- **DO THIS**: In the material below, the lines containing the word "screenshot" are required; copy each of them.

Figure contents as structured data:
────────────────────────────────────────

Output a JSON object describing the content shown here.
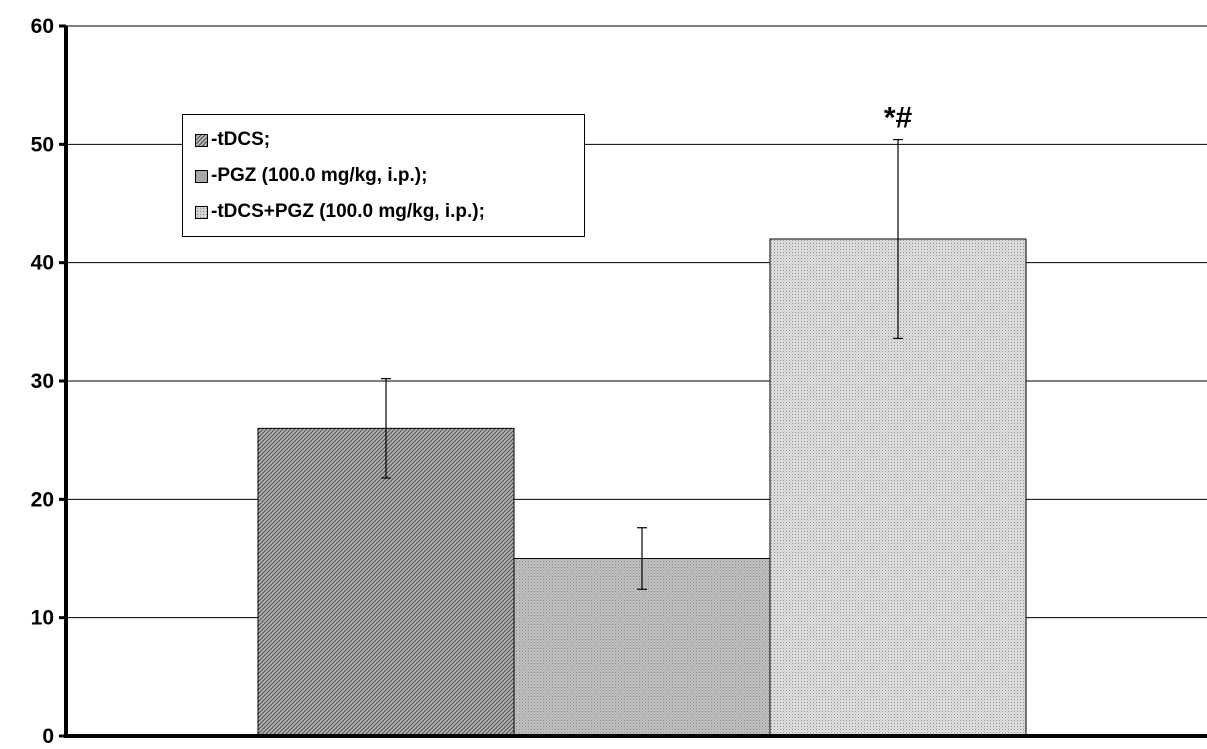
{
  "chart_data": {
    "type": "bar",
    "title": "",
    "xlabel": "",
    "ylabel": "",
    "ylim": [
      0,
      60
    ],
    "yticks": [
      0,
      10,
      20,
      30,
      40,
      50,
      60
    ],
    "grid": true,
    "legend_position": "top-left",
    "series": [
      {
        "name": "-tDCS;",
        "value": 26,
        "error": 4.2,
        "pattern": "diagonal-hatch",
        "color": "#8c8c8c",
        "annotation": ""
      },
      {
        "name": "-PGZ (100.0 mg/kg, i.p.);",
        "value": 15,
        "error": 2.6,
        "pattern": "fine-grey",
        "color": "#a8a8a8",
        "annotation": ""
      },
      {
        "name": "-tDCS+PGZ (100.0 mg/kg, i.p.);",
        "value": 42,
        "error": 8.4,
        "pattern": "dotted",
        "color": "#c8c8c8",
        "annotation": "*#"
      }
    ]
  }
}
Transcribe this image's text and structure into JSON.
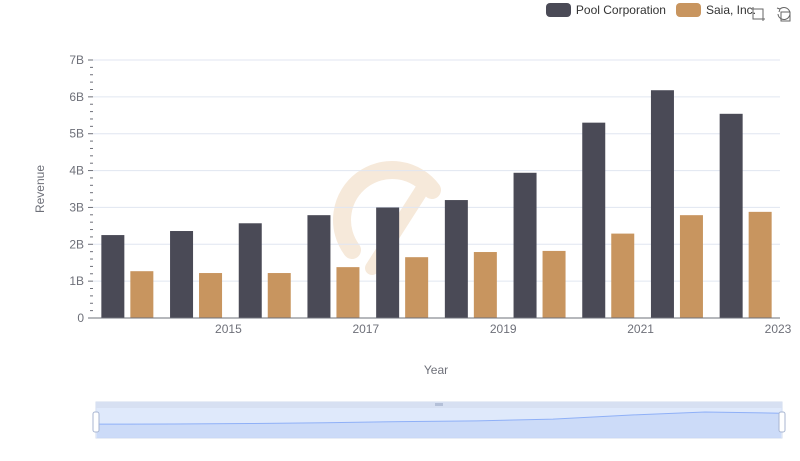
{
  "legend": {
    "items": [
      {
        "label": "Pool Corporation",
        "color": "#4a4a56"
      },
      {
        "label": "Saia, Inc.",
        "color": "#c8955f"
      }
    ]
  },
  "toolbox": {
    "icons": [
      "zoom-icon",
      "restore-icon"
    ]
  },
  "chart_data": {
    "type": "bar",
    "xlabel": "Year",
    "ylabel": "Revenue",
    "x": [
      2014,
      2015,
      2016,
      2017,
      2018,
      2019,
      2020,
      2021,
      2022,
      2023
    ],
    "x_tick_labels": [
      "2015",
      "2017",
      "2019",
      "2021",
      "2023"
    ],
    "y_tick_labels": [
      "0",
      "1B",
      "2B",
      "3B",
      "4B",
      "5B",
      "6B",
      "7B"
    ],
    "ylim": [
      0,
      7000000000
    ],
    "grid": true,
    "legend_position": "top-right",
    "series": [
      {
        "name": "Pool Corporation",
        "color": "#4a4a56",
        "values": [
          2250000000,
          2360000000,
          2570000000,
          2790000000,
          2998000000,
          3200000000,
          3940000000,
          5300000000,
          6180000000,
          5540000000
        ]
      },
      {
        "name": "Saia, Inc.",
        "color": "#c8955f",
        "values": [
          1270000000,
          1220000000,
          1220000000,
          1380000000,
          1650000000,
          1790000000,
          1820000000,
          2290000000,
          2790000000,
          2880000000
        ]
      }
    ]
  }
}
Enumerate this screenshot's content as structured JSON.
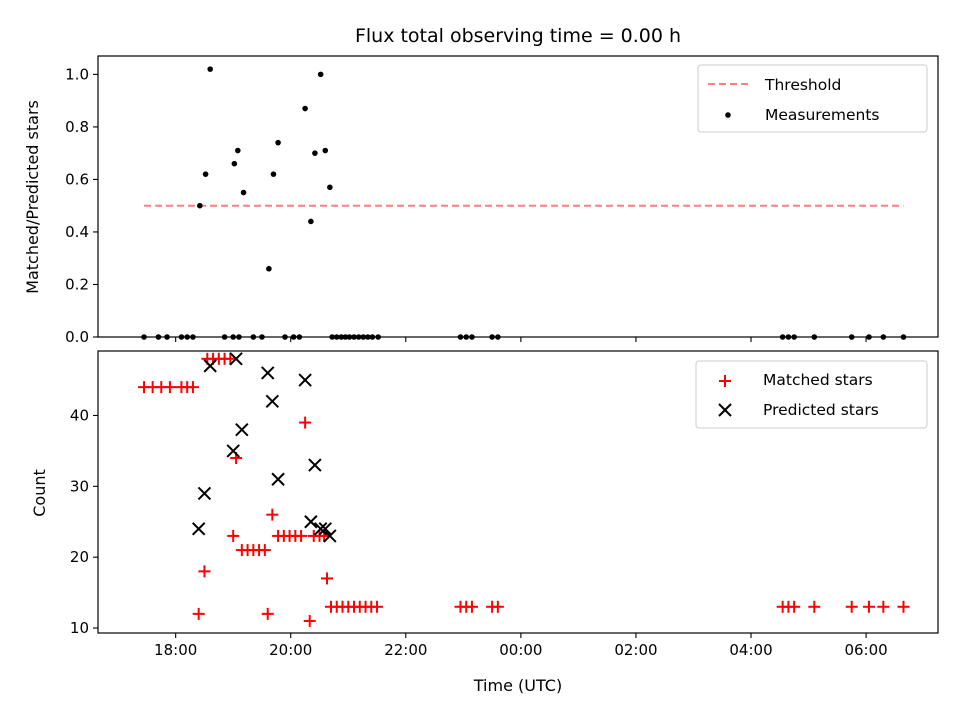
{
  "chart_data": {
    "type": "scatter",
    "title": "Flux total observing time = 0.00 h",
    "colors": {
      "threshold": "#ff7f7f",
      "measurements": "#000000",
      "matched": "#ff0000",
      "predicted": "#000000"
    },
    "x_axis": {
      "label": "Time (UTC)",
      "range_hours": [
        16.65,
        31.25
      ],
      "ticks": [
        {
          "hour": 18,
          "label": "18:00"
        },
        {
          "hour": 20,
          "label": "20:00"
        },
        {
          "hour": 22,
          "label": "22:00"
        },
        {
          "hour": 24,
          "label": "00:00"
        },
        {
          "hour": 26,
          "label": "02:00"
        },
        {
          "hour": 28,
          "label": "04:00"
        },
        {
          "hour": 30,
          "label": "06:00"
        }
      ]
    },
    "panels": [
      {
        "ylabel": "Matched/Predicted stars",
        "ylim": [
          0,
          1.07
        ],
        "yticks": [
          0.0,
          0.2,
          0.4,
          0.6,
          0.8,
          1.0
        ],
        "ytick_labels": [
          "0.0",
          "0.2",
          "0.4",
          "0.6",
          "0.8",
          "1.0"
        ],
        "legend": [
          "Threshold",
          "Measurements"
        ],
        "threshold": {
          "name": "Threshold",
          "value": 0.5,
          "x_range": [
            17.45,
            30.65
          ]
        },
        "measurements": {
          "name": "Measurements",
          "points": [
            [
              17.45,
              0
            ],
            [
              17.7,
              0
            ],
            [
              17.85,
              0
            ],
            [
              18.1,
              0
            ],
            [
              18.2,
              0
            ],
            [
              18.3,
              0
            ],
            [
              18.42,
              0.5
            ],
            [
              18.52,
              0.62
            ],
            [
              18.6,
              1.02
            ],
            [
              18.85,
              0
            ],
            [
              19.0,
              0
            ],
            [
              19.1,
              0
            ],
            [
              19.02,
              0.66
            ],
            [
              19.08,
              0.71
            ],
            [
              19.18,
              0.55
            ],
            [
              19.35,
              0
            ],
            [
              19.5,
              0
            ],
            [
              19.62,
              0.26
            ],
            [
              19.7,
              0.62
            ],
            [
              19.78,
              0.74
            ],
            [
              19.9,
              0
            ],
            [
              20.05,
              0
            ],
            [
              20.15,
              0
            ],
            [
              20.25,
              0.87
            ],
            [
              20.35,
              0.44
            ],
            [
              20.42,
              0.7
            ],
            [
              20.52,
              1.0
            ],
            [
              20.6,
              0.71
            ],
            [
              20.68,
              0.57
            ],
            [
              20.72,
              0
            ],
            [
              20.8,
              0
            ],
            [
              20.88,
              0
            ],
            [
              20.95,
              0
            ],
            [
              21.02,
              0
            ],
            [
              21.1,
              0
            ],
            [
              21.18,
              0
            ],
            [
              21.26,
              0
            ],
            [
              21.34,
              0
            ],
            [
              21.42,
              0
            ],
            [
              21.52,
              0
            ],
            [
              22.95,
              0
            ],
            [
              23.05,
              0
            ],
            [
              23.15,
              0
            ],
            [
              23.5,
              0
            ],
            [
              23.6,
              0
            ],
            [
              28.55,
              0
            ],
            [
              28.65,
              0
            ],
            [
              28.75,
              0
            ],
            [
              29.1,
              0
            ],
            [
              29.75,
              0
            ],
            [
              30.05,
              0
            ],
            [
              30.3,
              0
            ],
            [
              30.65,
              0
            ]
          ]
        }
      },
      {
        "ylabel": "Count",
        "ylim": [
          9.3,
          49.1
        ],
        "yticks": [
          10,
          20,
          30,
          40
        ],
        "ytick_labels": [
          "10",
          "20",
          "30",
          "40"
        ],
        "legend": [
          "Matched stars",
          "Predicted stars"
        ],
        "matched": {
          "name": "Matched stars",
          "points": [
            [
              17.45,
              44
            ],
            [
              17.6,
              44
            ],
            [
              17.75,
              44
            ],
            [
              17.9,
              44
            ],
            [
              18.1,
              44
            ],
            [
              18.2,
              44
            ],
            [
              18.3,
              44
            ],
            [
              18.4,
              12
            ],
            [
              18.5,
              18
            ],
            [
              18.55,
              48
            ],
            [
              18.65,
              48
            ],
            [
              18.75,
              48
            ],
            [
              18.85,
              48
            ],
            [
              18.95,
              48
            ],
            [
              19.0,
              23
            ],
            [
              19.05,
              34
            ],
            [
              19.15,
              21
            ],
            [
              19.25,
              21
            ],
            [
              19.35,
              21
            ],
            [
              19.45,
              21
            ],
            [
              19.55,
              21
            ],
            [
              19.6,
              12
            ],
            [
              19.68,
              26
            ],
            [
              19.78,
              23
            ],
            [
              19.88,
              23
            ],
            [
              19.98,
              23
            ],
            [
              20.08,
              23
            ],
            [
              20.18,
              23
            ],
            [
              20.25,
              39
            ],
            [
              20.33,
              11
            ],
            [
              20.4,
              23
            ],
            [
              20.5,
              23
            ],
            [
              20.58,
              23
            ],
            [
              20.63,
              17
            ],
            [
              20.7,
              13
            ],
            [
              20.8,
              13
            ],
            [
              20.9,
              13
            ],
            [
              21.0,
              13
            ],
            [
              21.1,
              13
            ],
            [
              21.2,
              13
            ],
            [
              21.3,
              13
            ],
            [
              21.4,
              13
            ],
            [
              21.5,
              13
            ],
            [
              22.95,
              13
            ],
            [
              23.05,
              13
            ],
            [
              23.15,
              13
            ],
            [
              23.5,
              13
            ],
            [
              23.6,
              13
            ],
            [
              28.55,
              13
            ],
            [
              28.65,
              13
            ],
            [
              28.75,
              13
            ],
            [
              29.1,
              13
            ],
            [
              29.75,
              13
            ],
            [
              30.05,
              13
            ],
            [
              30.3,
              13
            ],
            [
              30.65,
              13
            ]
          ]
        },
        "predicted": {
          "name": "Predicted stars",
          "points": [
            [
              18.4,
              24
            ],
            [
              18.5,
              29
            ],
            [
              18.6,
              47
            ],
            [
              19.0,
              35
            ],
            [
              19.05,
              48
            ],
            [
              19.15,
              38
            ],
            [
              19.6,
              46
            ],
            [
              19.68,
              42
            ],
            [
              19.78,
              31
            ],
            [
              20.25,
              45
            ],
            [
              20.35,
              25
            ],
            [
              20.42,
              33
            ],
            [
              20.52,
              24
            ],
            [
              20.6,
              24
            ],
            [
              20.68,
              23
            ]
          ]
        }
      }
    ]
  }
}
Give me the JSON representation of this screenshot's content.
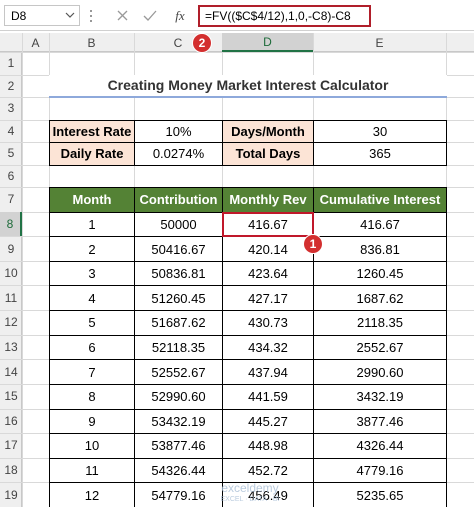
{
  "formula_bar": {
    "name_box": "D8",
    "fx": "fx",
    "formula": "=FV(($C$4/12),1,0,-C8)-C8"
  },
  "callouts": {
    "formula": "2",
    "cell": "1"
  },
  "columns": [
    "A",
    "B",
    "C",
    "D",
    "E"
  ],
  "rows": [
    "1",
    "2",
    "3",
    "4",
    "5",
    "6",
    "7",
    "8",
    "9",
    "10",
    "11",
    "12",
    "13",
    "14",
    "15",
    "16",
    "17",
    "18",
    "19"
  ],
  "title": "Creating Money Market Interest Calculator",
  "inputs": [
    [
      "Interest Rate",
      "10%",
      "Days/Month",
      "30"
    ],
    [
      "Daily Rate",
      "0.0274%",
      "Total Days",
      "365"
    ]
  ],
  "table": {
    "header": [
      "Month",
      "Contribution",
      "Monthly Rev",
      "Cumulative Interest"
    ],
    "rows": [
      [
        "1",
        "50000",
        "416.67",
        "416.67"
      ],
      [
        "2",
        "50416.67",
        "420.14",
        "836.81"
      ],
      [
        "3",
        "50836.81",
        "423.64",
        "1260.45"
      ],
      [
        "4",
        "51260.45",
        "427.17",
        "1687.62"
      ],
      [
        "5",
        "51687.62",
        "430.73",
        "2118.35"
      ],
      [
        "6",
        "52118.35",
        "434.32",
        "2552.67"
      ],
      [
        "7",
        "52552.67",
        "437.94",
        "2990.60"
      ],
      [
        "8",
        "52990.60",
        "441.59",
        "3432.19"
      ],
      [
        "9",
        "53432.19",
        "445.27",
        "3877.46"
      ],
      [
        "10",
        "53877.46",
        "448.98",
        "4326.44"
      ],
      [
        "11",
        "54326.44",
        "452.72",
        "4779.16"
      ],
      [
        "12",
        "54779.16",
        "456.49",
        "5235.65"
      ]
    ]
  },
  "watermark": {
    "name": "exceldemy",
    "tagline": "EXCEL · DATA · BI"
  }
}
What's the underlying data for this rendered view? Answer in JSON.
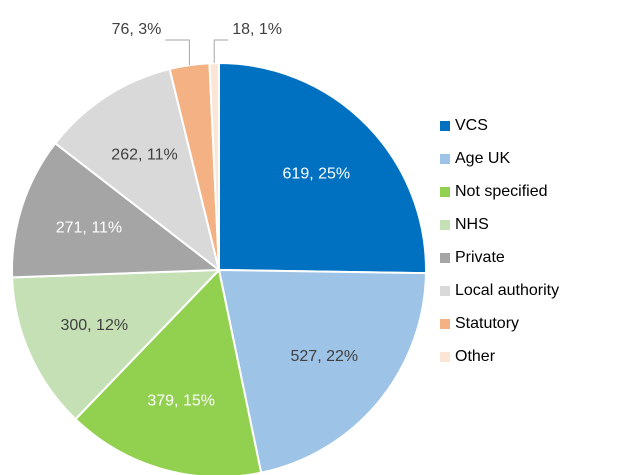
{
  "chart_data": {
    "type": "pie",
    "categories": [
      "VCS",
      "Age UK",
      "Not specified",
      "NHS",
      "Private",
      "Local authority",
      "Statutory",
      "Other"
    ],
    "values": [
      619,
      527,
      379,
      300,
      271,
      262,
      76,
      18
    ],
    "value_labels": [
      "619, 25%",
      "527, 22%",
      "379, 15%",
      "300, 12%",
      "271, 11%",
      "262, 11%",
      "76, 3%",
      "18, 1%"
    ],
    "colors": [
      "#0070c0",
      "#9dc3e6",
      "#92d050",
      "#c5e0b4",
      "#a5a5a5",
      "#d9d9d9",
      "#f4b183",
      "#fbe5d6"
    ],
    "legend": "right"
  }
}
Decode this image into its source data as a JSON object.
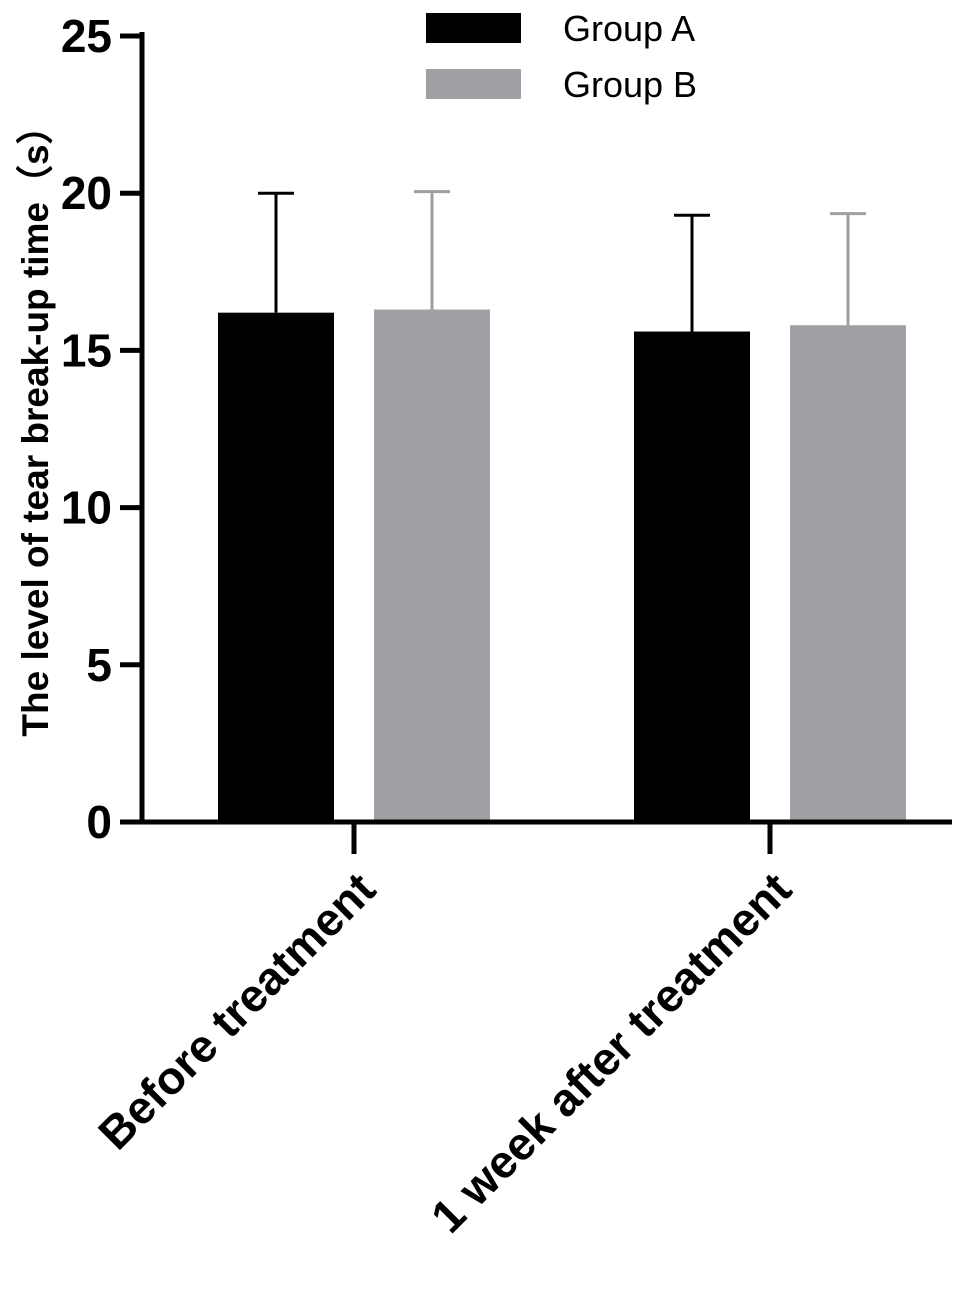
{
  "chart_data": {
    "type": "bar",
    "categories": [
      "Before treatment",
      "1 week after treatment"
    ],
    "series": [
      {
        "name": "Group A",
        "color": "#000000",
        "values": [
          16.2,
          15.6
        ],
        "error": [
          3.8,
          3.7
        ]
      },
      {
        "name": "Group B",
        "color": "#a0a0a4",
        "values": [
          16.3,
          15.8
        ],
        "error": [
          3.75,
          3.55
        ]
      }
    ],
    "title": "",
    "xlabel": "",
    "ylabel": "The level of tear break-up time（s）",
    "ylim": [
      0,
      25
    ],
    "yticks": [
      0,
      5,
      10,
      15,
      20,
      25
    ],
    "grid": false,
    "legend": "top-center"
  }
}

────────────────────────────────────────

- **COMPLETED EXERCISE**:
Enumerate this screenshot's content as structured JSON.
Give me the JSON representation of this screenshot's content.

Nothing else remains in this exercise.